_Directions for this task_
Find every line in the records below that holds the word "JSON" and copy it.

--- BEGIN Task data ---

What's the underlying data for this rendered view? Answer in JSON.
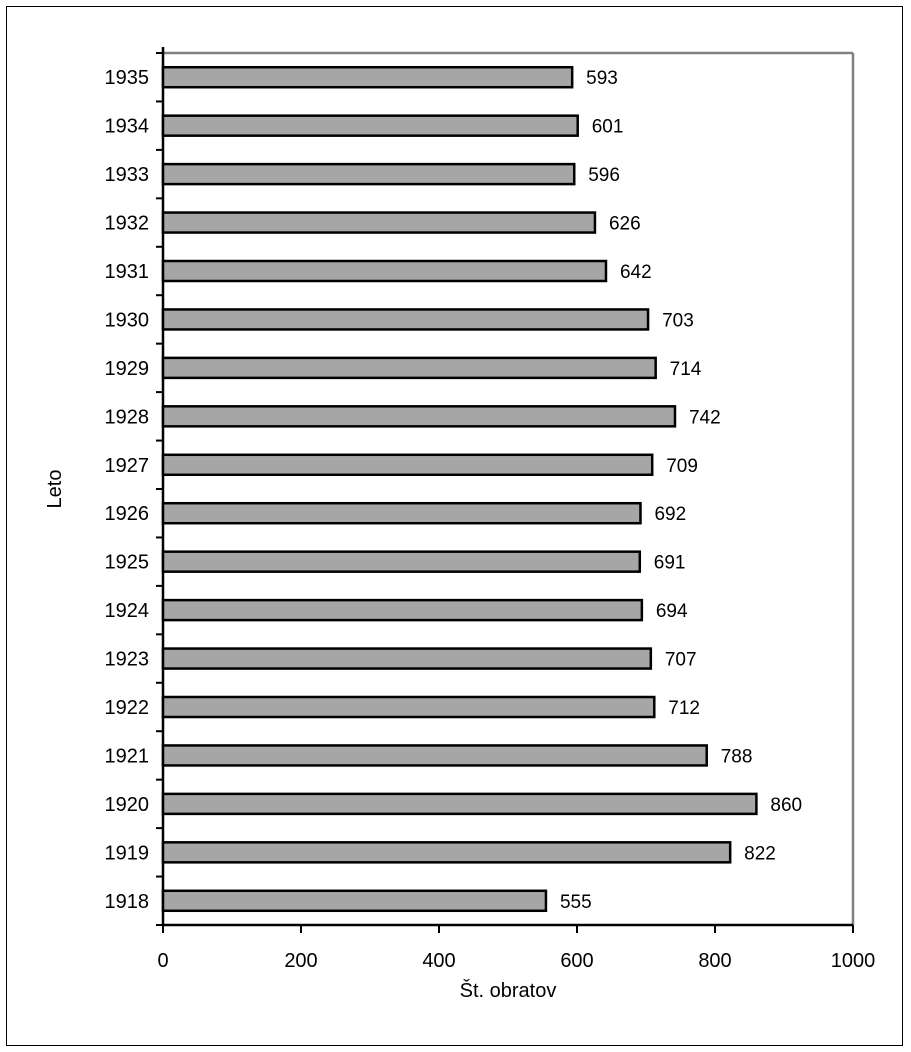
{
  "chart_data": {
    "type": "bar",
    "orientation": "horizontal",
    "categories": [
      "1918",
      "1919",
      "1920",
      "1921",
      "1922",
      "1923",
      "1924",
      "1925",
      "1926",
      "1927",
      "1928",
      "1929",
      "1930",
      "1931",
      "1932",
      "1933",
      "1934",
      "1935"
    ],
    "values": [
      555,
      822,
      860,
      788,
      712,
      707,
      694,
      691,
      692,
      709,
      742,
      714,
      703,
      642,
      626,
      596,
      601,
      593
    ],
    "xlabel": "Št. obratov",
    "ylabel": "Leto",
    "xlim": [
      0,
      1000
    ],
    "xticks": [
      0,
      200,
      400,
      600,
      800,
      1000
    ],
    "grid": false,
    "legend": "none",
    "colors": {
      "bar_fill": "#a6a6a6",
      "bar_stroke": "#000000",
      "plot_border": "#808080"
    }
  }
}
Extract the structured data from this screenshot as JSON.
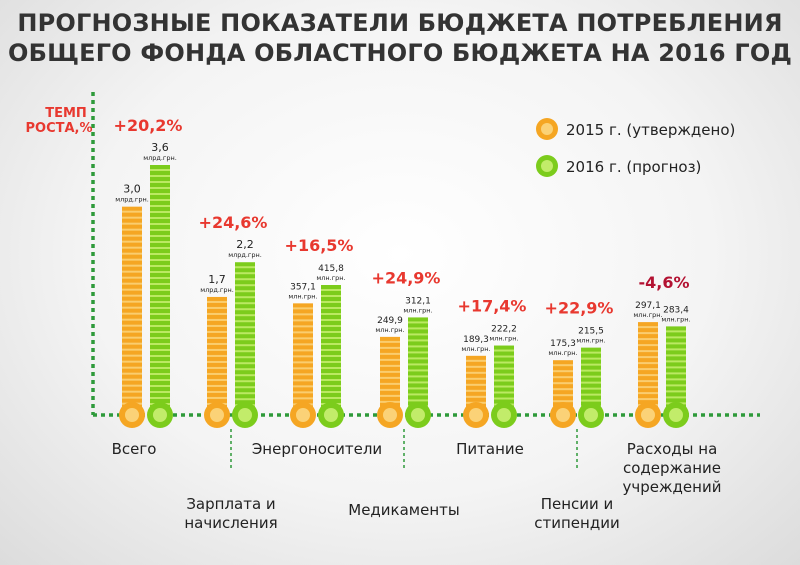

--- END Task data ---

_Expected output_
What's the underlying data for this rendered view? Answer in JSON.
Extract the structured data from this screenshot as JSON.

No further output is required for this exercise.